Stored data:
* begin *
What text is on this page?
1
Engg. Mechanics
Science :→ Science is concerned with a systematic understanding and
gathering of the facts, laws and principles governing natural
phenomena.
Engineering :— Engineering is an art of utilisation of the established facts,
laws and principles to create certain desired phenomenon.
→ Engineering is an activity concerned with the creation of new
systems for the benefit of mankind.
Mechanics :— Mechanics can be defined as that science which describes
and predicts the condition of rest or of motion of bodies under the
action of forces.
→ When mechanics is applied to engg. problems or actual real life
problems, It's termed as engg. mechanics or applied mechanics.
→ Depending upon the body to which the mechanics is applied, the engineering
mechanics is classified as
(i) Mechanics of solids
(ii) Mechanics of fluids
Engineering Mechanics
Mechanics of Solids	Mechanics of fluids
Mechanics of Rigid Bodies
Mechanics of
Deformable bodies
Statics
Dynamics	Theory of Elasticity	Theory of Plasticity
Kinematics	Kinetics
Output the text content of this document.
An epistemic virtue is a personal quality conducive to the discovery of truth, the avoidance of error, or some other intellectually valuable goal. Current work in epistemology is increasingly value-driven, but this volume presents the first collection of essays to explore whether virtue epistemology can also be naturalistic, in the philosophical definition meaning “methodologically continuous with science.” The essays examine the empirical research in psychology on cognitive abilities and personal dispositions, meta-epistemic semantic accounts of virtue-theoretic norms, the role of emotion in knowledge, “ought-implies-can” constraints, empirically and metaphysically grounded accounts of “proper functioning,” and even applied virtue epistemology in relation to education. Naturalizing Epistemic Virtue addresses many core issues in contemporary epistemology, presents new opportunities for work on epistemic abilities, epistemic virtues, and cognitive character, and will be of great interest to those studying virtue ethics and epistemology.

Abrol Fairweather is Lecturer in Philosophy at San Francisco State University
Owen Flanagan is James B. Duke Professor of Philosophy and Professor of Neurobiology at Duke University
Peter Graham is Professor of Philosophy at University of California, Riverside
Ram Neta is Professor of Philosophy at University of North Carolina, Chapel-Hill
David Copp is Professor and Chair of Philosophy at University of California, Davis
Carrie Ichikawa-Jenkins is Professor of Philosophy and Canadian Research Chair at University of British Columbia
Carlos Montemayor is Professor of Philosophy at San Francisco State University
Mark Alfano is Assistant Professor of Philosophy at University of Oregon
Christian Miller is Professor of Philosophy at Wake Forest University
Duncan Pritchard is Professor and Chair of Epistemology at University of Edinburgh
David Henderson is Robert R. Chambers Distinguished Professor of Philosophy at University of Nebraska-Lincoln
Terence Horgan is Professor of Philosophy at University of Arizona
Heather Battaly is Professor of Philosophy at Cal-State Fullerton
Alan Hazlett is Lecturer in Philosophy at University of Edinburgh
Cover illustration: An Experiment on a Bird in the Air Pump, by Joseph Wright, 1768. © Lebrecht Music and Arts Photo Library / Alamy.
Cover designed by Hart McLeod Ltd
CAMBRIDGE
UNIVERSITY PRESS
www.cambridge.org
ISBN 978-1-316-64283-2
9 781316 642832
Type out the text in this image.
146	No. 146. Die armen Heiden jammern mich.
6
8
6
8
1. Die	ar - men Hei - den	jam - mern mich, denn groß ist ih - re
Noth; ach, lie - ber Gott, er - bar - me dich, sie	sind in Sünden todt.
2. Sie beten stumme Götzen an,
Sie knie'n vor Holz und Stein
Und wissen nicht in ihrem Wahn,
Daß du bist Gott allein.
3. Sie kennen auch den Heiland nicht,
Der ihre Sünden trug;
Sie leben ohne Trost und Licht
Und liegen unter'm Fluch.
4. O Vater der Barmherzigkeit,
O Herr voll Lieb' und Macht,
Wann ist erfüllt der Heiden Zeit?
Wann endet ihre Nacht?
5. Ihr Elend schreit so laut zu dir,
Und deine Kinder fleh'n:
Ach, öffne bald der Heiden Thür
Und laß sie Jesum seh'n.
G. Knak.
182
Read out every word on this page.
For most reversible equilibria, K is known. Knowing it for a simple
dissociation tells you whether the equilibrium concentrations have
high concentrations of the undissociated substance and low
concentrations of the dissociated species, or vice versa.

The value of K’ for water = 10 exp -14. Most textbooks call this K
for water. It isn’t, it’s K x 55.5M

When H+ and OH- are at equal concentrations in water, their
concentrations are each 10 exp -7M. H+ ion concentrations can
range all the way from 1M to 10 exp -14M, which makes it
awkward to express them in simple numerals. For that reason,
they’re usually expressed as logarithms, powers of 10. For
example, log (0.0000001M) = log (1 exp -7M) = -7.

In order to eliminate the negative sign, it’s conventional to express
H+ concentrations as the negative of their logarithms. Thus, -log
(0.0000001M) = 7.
* end *
DIRECTIVE:
In the lines above, find each one with "Edinburgh" and list it.

OUTPUT:
Duncan Pritchard is Professor and Chair of Epistemology at University of Edinburgh
Alan Hazlett is Lecturer in Philosophy at University of Edinburgh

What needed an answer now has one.